→ What the task asks
Exact repetition is required: output every record in full.

→ Input rows
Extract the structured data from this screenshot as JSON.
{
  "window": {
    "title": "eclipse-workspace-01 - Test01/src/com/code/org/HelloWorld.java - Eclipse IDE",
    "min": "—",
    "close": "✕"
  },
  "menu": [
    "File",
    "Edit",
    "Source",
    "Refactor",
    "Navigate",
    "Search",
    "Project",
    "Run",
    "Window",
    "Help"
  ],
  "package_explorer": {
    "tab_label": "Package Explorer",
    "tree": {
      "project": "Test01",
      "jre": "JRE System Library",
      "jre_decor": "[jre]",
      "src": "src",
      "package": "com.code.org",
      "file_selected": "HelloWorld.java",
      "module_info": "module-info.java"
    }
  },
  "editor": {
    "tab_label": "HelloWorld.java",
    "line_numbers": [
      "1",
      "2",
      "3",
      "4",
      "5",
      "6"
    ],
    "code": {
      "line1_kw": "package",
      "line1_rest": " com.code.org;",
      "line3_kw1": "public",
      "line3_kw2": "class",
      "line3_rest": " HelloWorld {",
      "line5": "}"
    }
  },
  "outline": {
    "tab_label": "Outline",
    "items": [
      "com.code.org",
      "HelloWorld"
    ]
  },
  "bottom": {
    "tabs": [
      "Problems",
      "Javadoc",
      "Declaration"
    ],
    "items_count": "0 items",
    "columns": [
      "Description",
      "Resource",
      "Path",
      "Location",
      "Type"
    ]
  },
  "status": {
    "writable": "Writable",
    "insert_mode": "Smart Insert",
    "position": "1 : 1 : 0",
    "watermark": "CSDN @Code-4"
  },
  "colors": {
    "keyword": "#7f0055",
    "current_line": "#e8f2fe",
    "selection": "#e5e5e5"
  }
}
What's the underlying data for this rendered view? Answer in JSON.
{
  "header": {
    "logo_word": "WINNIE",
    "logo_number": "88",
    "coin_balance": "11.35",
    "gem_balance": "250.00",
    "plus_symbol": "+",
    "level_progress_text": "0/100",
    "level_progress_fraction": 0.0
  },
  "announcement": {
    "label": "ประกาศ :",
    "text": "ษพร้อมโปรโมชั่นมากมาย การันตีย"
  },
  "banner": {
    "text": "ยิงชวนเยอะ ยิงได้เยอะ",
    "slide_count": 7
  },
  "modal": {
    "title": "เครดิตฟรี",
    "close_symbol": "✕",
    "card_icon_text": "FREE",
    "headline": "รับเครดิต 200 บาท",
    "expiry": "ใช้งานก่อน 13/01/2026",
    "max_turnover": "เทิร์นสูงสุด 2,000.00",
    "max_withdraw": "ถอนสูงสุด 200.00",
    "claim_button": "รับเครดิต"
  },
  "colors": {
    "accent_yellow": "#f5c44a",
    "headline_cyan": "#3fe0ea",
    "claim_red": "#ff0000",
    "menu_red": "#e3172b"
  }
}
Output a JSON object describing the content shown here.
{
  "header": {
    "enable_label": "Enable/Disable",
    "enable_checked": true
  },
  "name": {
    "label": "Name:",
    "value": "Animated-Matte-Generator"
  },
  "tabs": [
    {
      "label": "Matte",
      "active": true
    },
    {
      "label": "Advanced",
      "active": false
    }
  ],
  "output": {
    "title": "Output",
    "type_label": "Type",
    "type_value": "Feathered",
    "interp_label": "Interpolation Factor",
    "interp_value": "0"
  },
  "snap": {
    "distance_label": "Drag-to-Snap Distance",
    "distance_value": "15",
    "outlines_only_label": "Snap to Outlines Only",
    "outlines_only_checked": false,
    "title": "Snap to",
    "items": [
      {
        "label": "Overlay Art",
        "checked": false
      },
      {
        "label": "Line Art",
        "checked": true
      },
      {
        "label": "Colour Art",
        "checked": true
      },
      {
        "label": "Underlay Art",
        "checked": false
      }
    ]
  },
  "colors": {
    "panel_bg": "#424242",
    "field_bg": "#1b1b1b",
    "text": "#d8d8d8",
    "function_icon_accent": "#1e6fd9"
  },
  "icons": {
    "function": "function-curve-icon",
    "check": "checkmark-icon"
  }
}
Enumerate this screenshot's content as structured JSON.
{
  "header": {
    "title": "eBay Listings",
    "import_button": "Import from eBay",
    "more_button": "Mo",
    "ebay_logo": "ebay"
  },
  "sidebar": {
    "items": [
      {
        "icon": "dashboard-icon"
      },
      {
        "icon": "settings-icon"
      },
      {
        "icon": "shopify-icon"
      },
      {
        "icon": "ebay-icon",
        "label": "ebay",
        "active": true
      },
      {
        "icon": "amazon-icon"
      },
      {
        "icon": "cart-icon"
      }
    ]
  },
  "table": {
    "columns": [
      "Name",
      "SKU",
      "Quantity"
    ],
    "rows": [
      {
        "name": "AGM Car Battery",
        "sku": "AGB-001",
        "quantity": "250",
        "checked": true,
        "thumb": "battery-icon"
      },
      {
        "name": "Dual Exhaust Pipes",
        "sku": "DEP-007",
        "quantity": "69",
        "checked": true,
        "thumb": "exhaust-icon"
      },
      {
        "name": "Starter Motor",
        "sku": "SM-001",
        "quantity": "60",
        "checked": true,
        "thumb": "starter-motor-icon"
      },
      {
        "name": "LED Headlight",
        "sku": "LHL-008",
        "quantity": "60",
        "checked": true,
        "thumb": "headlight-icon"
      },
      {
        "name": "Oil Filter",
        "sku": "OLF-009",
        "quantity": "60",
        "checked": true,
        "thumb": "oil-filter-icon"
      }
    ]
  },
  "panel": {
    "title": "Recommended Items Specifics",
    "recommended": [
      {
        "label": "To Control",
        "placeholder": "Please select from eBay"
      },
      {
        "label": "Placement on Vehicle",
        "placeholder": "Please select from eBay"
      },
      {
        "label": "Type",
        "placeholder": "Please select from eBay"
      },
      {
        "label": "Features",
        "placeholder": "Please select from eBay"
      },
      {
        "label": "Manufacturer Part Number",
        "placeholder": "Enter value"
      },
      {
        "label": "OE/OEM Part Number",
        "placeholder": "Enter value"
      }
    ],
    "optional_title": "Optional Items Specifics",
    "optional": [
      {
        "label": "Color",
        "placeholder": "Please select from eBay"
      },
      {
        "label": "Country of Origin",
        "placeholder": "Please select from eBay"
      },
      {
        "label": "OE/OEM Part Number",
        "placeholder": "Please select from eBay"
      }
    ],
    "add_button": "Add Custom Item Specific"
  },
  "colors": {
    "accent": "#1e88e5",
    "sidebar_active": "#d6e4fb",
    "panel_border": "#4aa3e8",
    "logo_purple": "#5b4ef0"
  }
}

→ Written answer
Extract the structured data from this screenshot as JSON.
{
  "window": {
    "title": "eclipse-workspace-01 - Test01/src/com/code/org/HelloWorld.java - Eclipse IDE",
    "min": "—",
    "close": "✕"
  },
  "menu": [
    "File",
    "Edit",
    "Source",
    "Refactor",
    "Navigate",
    "Search",
    "Project",
    "Run",
    "Window",
    "Help"
  ],
  "package_explorer": {
    "tab_label": "Package Explorer",
    "tree": {
      "project": "Test01",
      "jre": "JRE System Library",
      "jre_decor": "[jre]",
      "src": "src",
      "package": "com.code.org",
      "file_selected": "HelloWorld.java",
      "module_info": "module-info.java"
    }
  },
  "editor": {
    "tab_label": "HelloWorld.java",
    "line_numbers": [
      "1",
      "2",
      "3",
      "4",
      "5",
      "6"
    ],
    "code": {
      "line1_kw": "package",
      "line1_rest": " com.code.org;",
      "line3_kw1": "public",
      "line3_kw2": "class",
      "line3_rest": " HelloWorld {",
      "line5": "}"
    }
  },
  "outline": {
    "tab_label": "Outline",
    "items": [
      "com.code.org",
      "HelloWorld"
    ]
  },
  "bottom": {
    "tabs": [
      "Problems",
      "Javadoc",
      "Declaration"
    ],
    "items_count": "0 items",
    "columns": [
      "Description",
      "Resource",
      "Path",
      "Location",
      "Type"
    ]
  },
  "status": {
    "writable": "Writable",
    "insert_mode": "Smart Insert",
    "position": "1 : 1 : 0",
    "watermark": "CSDN @Code-4"
  },
  "colors": {
    "keyword": "#7f0055",
    "current_line": "#e8f2fe",
    "selection": "#e5e5e5"
  }
}
What's the underlying data for this rendered view? Answer in JSON.
{
  "header": {
    "logo_word": "WINNIE",
    "logo_number": "88",
    "coin_balance": "11.35",
    "gem_balance": "250.00",
    "plus_symbol": "+",
    "level_progress_text": "0/100",
    "level_progress_fraction": 0.0
  },
  "announcement": {
    "label": "ประกาศ :",
    "text": "ษพร้อมโปรโมชั่นมากมาย การันตีย"
  },
  "banner": {
    "text": "ยิงชวนเยอะ ยิงได้เยอะ",
    "slide_count": 7
  },
  "modal": {
    "title": "เครดิตฟรี",
    "close_symbol": "✕",
    "card_icon_text": "FREE",
    "headline": "รับเครดิต 200 บาท",
    "expiry": "ใช้งานก่อน 13/01/2026",
    "max_turnover": "เทิร์นสูงสุด 2,000.00",
    "max_withdraw": "ถอนสูงสุด 200.00",
    "claim_button": "รับเครดิต"
  },
  "colors": {
    "accent_yellow": "#f5c44a",
    "headline_cyan": "#3fe0ea",
    "claim_red": "#ff0000",
    "menu_red": "#e3172b"
  }
}
Output a JSON object describing the content shown here.
{
  "header": {
    "enable_label": "Enable/Disable",
    "enable_checked": true
  },
  "name": {
    "label": "Name:",
    "value": "Animated-Matte-Generator"
  },
  "tabs": [
    {
      "label": "Matte",
      "active": true
    },
    {
      "label": "Advanced",
      "active": false
    }
  ],
  "output": {
    "title": "Output",
    "type_label": "Type",
    "type_value": "Feathered",
    "interp_label": "Interpolation Factor",
    "interp_value": "0"
  },
  "snap": {
    "distance_label": "Drag-to-Snap Distance",
    "distance_value": "15",
    "outlines_only_label": "Snap to Outlines Only",
    "outlines_only_checked": false,
    "title": "Snap to",
    "items": [
      {
        "label": "Overlay Art",
        "checked": false
      },
      {
        "label": "Line Art",
        "checked": true
      },
      {
        "label": "Colour Art",
        "checked": true
      },
      {
        "label": "Underlay Art",
        "checked": false
      }
    ]
  },
  "colors": {
    "panel_bg": "#424242",
    "field_bg": "#1b1b1b",
    "text": "#d8d8d8",
    "function_icon_accent": "#1e6fd9"
  },
  "icons": {
    "function": "function-curve-icon",
    "check": "checkmark-icon"
  }
}
Enumerate this screenshot's content as structured JSON.
{
  "header": {
    "title": "eBay Listings",
    "import_button": "Import from eBay",
    "more_button": "Mo",
    "ebay_logo": "ebay"
  },
  "sidebar": {
    "items": [
      {
        "icon": "dashboard-icon"
      },
      {
        "icon": "settings-icon"
      },
      {
        "icon": "shopify-icon"
      },
      {
        "icon": "ebay-icon",
        "label": "ebay",
        "active": true
      },
      {
        "icon": "amazon-icon"
      },
      {
        "icon": "cart-icon"
      }
    ]
  },
  "table": {
    "columns": [
      "Name",
      "SKU",
      "Quantity"
    ],
    "rows": [
      {
        "name": "AGM Car Battery",
        "sku": "AGB-001",
        "quantity": "250",
        "checked": true,
        "thumb": "battery-icon"
      },
      {
        "name": "Dual Exhaust Pipes",
        "sku": "DEP-007",
        "quantity": "69",
        "checked": true,
        "thumb": "exhaust-icon"
      },
      {
        "name": "Starter Motor",
        "sku": "SM-001",
        "quantity": "60",
        "checked": true,
        "thumb": "starter-motor-icon"
      },
      {
        "name": "LED Headlight",
        "sku": "LHL-008",
        "quantity": "60",
        "checked": true,
        "thumb": "headlight-icon"
      },
      {
        "name": "Oil Filter",
        "sku": "OLF-009",
        "quantity": "60",
        "checked": true,
        "thumb": "oil-filter-icon"
      }
    ]
  },
  "panel": {
    "title": "Recommended Items Specifics",
    "recommended": [
      {
        "label": "To Control",
        "placeholder": "Please select from eBay"
      },
      {
        "label": "Placement on Vehicle",
        "placeholder": "Please select from eBay"
      },
      {
        "label": "Type",
        "placeholder": "Please select from eBay"
      },
      {
        "label": "Features",
        "placeholder": "Please select from eBay"
      },
      {
        "label": "Manufacturer Part Number",
        "placeholder": "Enter value"
      },
      {
        "label": "OE/OEM Part Number",
        "placeholder": "Enter value"
      }
    ],
    "optional_title": "Optional Items Specifics",
    "optional": [
      {
        "label": "Color",
        "placeholder": "Please select from eBay"
      },
      {
        "label": "Country of Origin",
        "placeholder": "Please select from eBay"
      },
      {
        "label": "OE/OEM Part Number",
        "placeholder": "Please select from eBay"
      }
    ],
    "add_button": "Add Custom Item Specific"
  },
  "colors": {
    "accent": "#1e88e5",
    "sidebar_active": "#d6e4fb",
    "panel_border": "#4aa3e8",
    "logo_purple": "#5b4ef0"
  }
}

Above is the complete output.